Transcribe the material word for word, but without the images.

**Materials provided**:
# # # # # # #

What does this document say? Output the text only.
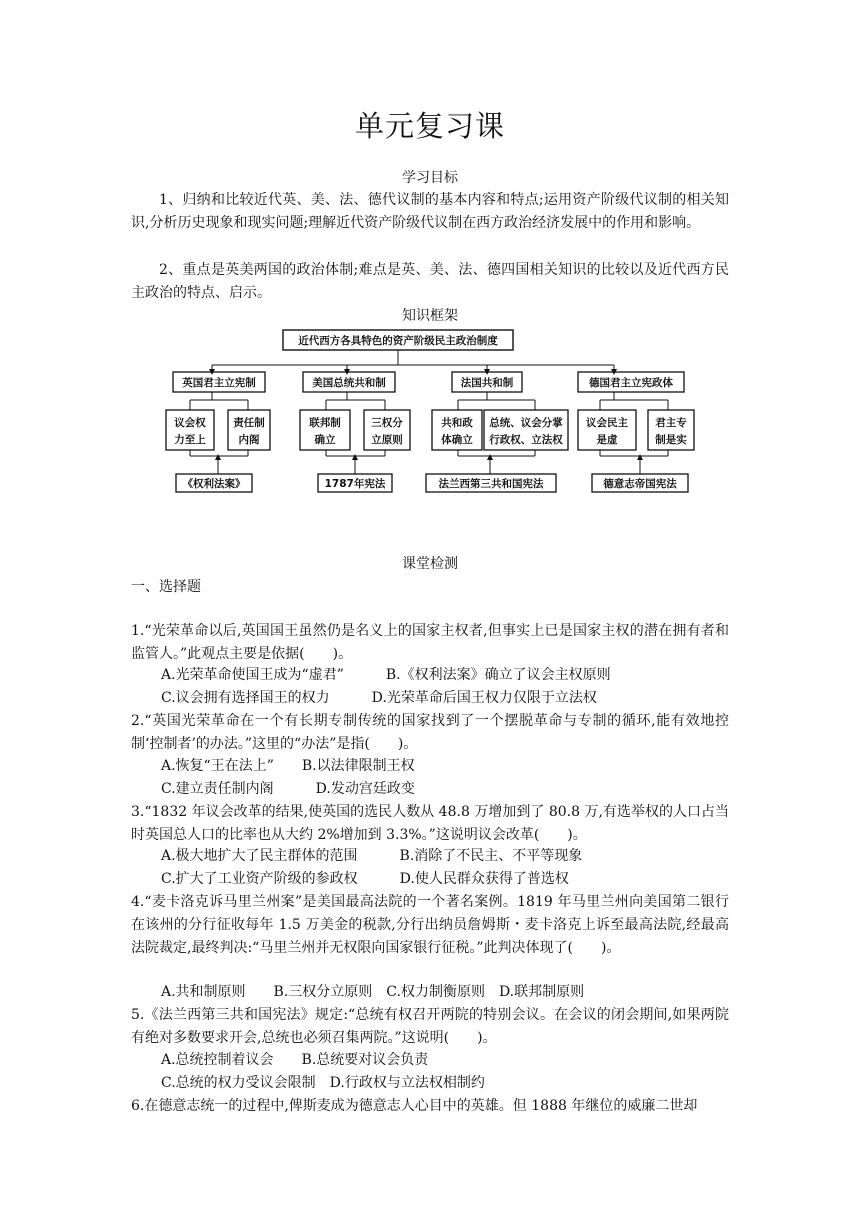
单元复习课
学习目标

1、归纳和比较近代英、美、法、德代议制的基本内容和特点;运用资产阶级代议制的相关知识,分析历史现象和现实问题;理解近代资产阶级代议制在西方政治经济发展中的作用和影响。

2、重点是英美两国的政治体制;难点是英、美、法、德四国相关知识的比较以及近代西方民主政治的特点、启示。

知识框架
近代西方各具特色的资产阶级民主政治制度
英国君主立宪制	美国总统共和制	法国共和制	德国君主立宪政体
议会权
力至上
责任制
内阁
联邦制
确立
三权分
立原则
共和政
体确立
总统、议会分掌
行政权、立法权
议会民主
是虚
君主专
制是实
《权利法案》	1787年宪法	法兰西第三共和国宪法	德意志帝国宪法
课堂检测
一、选择题

1.“光荣革命以后,英国国王虽然仍是名义上的国家主权者,但事实上已是国家主权的潜在拥有者和监管人。”此观点主要是依据(　　)。

A.光荣革命使国王成为“虚君”　　　B.《权利法案》确立了议会主权原则
C.议会拥有选择国王的权力　　　D.光荣革命后国王权力仅限于立法权

2.“英国光荣革命在一个有长期专制传统的国家找到了一个摆脱革命与专制的循环,能有效地控制‘控制者’的办法。”这里的“办法”是指(　　)。

A.恢复“王在法上”　　B.以法律限制王权
C.建立责任制内阁　　　D.发动宫廷政变

3.“1832 年议会改革的结果,使英国的选民人数从 48.8 万增加到了 80.8 万,有选举权的人口占当时英国总人口的比率也从大约 2%增加到 3.3%。”这说明议会改革(　　)。

A.极大地扩大了民主群体的范围　　　B.消除了不民主、不平等现象
C.扩大了工业资产阶级的参政权　　　D.使人民群众获得了普选权

4.“麦卡洛克诉马里兰州案”是美国最高法院的一个著名案例。1819 年马里兰州向美国第二银行在该州的分行征收每年 1.5 万美金的税款,分行出纳员詹姆斯・麦卡洛克上诉至最高法院,经最高法院裁定,最终判决:“马里兰州并无权限向国家银行征税。”此判决体现了(　　)。

A.共和制原则　　B.三权分立原则　C.权力制衡原则　D.联邦制原则

5.《法兰西第三共和国宪法》规定:“总统有权召开两院的特别会议。在会议的闭会期间,如果两院有绝对多数要求开会,总统也必须召集两院。”这说明(　　)。

A.总统控制着议会　　B.总统要对议会负责
C.总统的权力受议会限制　D.行政权与立法权相制约

6.在德意志统一的过程中,俾斯麦成为德意志人心目中的英雄。但 1888 年继位的威廉二世却
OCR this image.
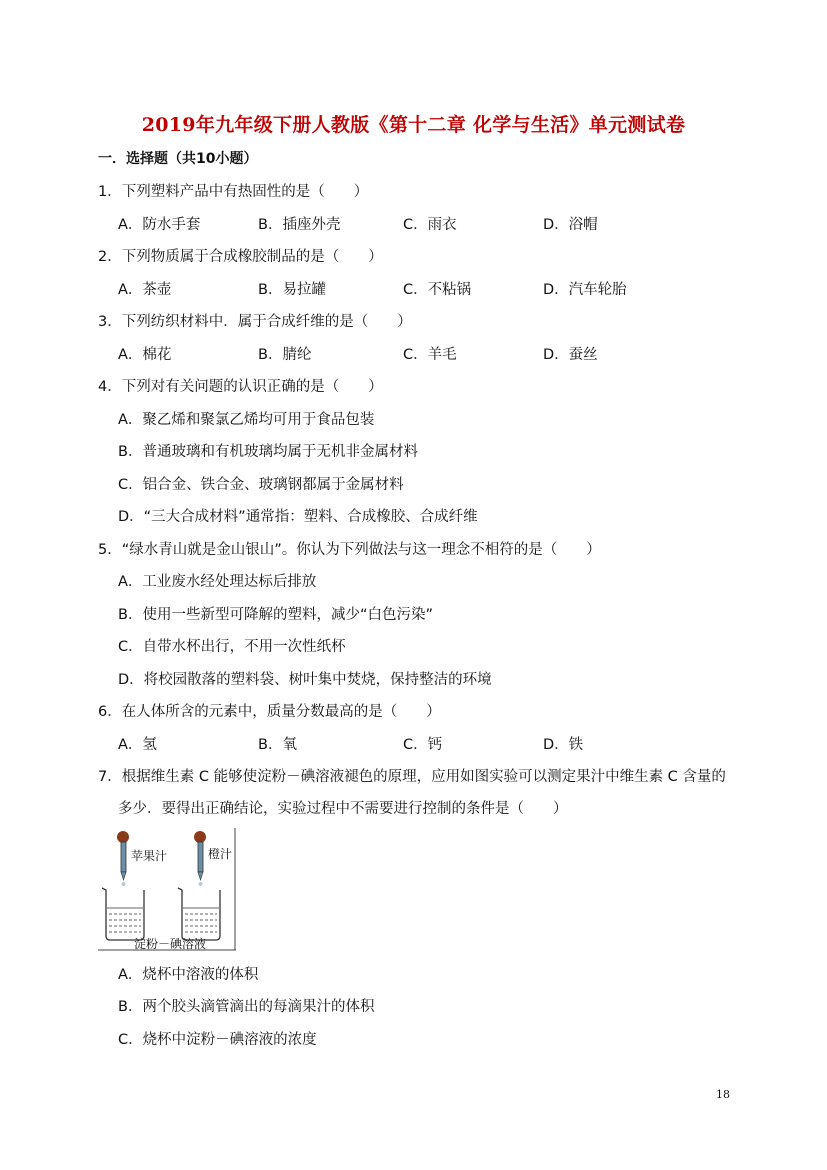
2019年九年级下册人教版《第十二章 化学与生活》单元测试卷
一．选择题（共10小题）
1．下列塑料产品中有热固性的是（　　）
A．防水手套	B．插座外壳	C．雨衣	D．浴帽
2．下列物质属于合成橡胶制品的是（　　）
A．茶壶	B．易拉罐	C．不粘锅	D．汽车轮胎
3．下列纺织材料中．属于合成纤维的是（　　）
A．棉花	B．腈纶	C．羊毛	D．蚕丝
4．下列对有关问题的认识正确的是（　　）
A．聚乙烯和聚氯乙烯均可用于食品包装
B．普通玻璃和有机玻璃均属于无机非金属材料
C．铝合金、铁合金、玻璃钢都属于金属材料
D．“三大合成材料”通常指：塑料、合成橡胶、合成纤维
5．“绿水青山就是金山银山”。你认为下列做法与这一理念不相符的是（　　）
A．工业废水经处理达标后排放
B．使用一些新型可降解的塑料，减少“白色污染”
C．自带水杯出行，不用一次性纸杯
D．将校园散落的塑料袋、树叶集中焚烧，保持整洁的环境
6．在人体所含的元素中，质量分数最高的是（　　）
A．氢	B．氧	C．钙	D．铁
7．根据维生素 C 能够使淀粉－碘溶液褪色的原理，应用如图实验可以测定果汁中维生素 C 含量的
多少．要得出正确结论，实验过程中不需要进行控制的条件是（　　）
苹果汁	橙汁
淀粉－碘溶液
A．烧杯中溶液的体积
B．两个胶头滴管滴出的每滴果汁的体积
C．烧杯中淀粉－碘溶液的浓度
18
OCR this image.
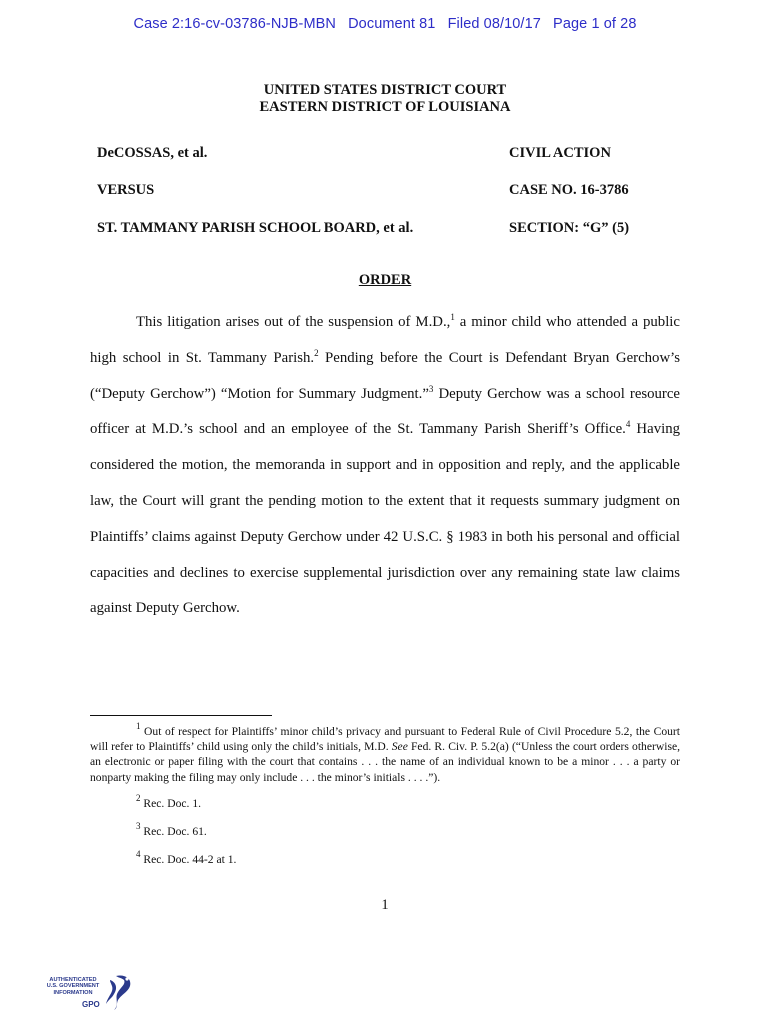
Case 2:16-cv-03786-NJB-MBN Document 81 Filed 08/10/17 Page 1 of 28
UNITED STATES DISTRICT COURT
EASTERN DISTRICT OF LOUISIANA
DeCOSSAS, et al.	CIVIL ACTION
VERSUS	CASE NO. 16-3786
ST. TAMMANY PARISH SCHOOL BOARD, et al.	SECTION: “G” (5)
ORDER
This litigation arises out of the suspension of M.D.,$^1$ a minor child who attended a public high school in St. Tammany Parish.$^2$ Pending before the Court is Defendant Bryan Gerchow’s (“Deputy Gerchow”) “Motion for Summary Judgment.”$^3$ Deputy Gerchow was a school resource officer at M.D.’s school and an employee of the St. Tammany Parish Sheriff’s Office.$^4$ Having considered the motion, the memoranda in support and in opposition and reply, and the applicable law, the Court will grant the pending motion to the extent that it requests summary judgment on Plaintiffs’ claims against Deputy Gerchow under 42 U.S.C. § 1983 in both his personal and official capacities and declines to exercise supplemental jurisdiction over any remaining state law claims against Deputy Gerchow.
$^1$ Out of respect for Plaintiffs’ minor child’s privacy and pursuant to Federal Rule of Civil Procedure 5.2, the Court will refer to Plaintiffs’ child using only the child’s initials, M.D. See Fed. R. Civ. P. 5.2(a) (“Unless the court orders otherwise, an electronic or paper filing with the court that contains . . . the name of an individual known to be a minor . . . a party or nonparty making the filing may only include . . . the minor’s initials . . . .”).
$^2$ Rec. Doc. 1.
$^3$ Rec. Doc. 61.
$^4$ Rec. Doc. 44-2 at 1.
1
AUTHENTICATED
U.S. GOVERNMENT
INFORMATION
GPO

# # # # # # #

**Written answer**:
What does this document say? Output the text only.
单元复习课
学习目标

1、归纳和比较近代英、美、法、德代议制的基本内容和特点;运用资产阶级代议制的相关知识,分析历史现象和现实问题;理解近代资产阶级代议制在西方政治经济发展中的作用和影响。

2、重点是英美两国的政治体制;难点是英、美、法、德四国相关知识的比较以及近代西方民主政治的特点、启示。

知识框架
近代西方各具特色的资产阶级民主政治制度
英国君主立宪制	美国总统共和制	法国共和制	德国君主立宪政体
议会权
力至上
责任制
内阁
联邦制
确立
三权分
立原则
共和政
体确立
总统、议会分掌
行政权、立法权
议会民主
是虚
君主专
制是实
《权利法案》	1787年宪法	法兰西第三共和国宪法	德意志帝国宪法
课堂检测
一、选择题

1.“光荣革命以后,英国国王虽然仍是名义上的国家主权者,但事实上已是国家主权的潜在拥有者和监管人。”此观点主要是依据(　　)。

A.光荣革命使国王成为“虚君”　　　B.《权利法案》确立了议会主权原则
C.议会拥有选择国王的权力　　　D.光荣革命后国王权力仅限于立法权

2.“英国光荣革命在一个有长期专制传统的国家找到了一个摆脱革命与专制的循环,能有效地控制‘控制者’的办法。”这里的“办法”是指(　　)。

A.恢复“王在法上”　　B.以法律限制王权
C.建立责任制内阁　　　D.发动宫廷政变

3.“1832 年议会改革的结果,使英国的选民人数从 48.8 万增加到了 80.8 万,有选举权的人口占当时英国总人口的比率也从大约 2%增加到 3.3%。”这说明议会改革(　　)。

A.极大地扩大了民主群体的范围　　　B.消除了不民主、不平等现象
C.扩大了工业资产阶级的参政权　　　D.使人民群众获得了普选权

4.“麦卡洛克诉马里兰州案”是美国最高法院的一个著名案例。1819 年马里兰州向美国第二银行在该州的分行征收每年 1.5 万美金的税款,分行出纳员詹姆斯・麦卡洛克上诉至最高法院,经最高法院裁定,最终判决:“马里兰州并无权限向国家银行征税。”此判决体现了(　　)。

A.共和制原则　　B.三权分立原则　C.权力制衡原则　D.联邦制原则

5.《法兰西第三共和国宪法》规定:“总统有权召开两院的特别会议。在会议的闭会期间,如果两院有绝对多数要求开会,总统也必须召集两院。”这说明(　　)。

A.总统控制着议会　　B.总统要对议会负责
C.总统的权力受议会限制　D.行政权与立法权相制约

6.在德意志统一的过程中,俾斯麦成为德意志人心目中的英雄。但 1888 年继位的威廉二世却
OCR this image.
2019年九年级下册人教版《第十二章 化学与生活》单元测试卷
一．选择题（共10小题）
1．下列塑料产品中有热固性的是（　　）
A．防水手套	B．插座外壳	C．雨衣	D．浴帽
2．下列物质属于合成橡胶制品的是（　　）
A．茶壶	B．易拉罐	C．不粘锅	D．汽车轮胎
3．下列纺织材料中．属于合成纤维的是（　　）
A．棉花	B．腈纶	C．羊毛	D．蚕丝
4．下列对有关问题的认识正确的是（　　）
A．聚乙烯和聚氯乙烯均可用于食品包装
B．普通玻璃和有机玻璃均属于无机非金属材料
C．铝合金、铁合金、玻璃钢都属于金属材料
D．“三大合成材料”通常指：塑料、合成橡胶、合成纤维
5．“绿水青山就是金山银山”。你认为下列做法与这一理念不相符的是（　　）
A．工业废水经处理达标后排放
B．使用一些新型可降解的塑料，减少“白色污染”
C．自带水杯出行，不用一次性纸杯
D．将校园散落的塑料袋、树叶集中焚烧，保持整洁的环境
6．在人体所含的元素中，质量分数最高的是（　　）
A．氢	B．氧	C．钙	D．铁
7．根据维生素 C 能够使淀粉－碘溶液褪色的原理，应用如图实验可以测定果汁中维生素 C 含量的
多少．要得出正确结论，实验过程中不需要进行控制的条件是（　　）
苹果汁	橙汁
淀粉－碘溶液
A．烧杯中溶液的体积
B．两个胶头滴管滴出的每滴果汁的体积
C．烧杯中淀粉－碘溶液的浓度
18
OCR this image.
Case 2:16-cv-03786-NJB-MBN Document 81 Filed 08/10/17 Page 1 of 28
UNITED STATES DISTRICT COURT
EASTERN DISTRICT OF LOUISIANA
DeCOSSAS, et al.	CIVIL ACTION
VERSUS	CASE NO. 16-3786
ST. TAMMANY PARISH SCHOOL BOARD, et al.	SECTION: “G” (5)
ORDER
This litigation arises out of the suspension of M.D.,$^1$ a minor child who attended a public high school in St. Tammany Parish.$^2$ Pending before the Court is Defendant Bryan Gerchow’s (“Deputy Gerchow”) “Motion for Summary Judgment.”$^3$ Deputy Gerchow was a school resource officer at M.D.’s school and an employee of the St. Tammany Parish Sheriff’s Office.$^4$ Having considered the motion, the memoranda in support and in opposition and reply, and the applicable law, the Court will grant the pending motion to the extent that it requests summary judgment on Plaintiffs’ claims against Deputy Gerchow under 42 U.S.C. § 1983 in both his personal and official capacities and declines to exercise supplemental jurisdiction over any remaining state law claims against Deputy Gerchow.
$^1$ Out of respect for Plaintiffs’ minor child’s privacy and pursuant to Federal Rule of Civil Procedure 5.2, the Court will refer to Plaintiffs’ child using only the child’s initials, M.D. See Fed. R. Civ. P. 5.2(a) (“Unless the court orders otherwise, an electronic or paper filing with the court that contains . . . the name of an individual known to be a minor . . . a party or nonparty making the filing may only include . . . the minor’s initials . . . .”).
$^2$ Rec. Doc. 1.
$^3$ Rec. Doc. 61.
$^4$ Rec. Doc. 44-2 at 1.
1
AUTHENTICATED
U.S. GOVERNMENT
INFORMATION
GPO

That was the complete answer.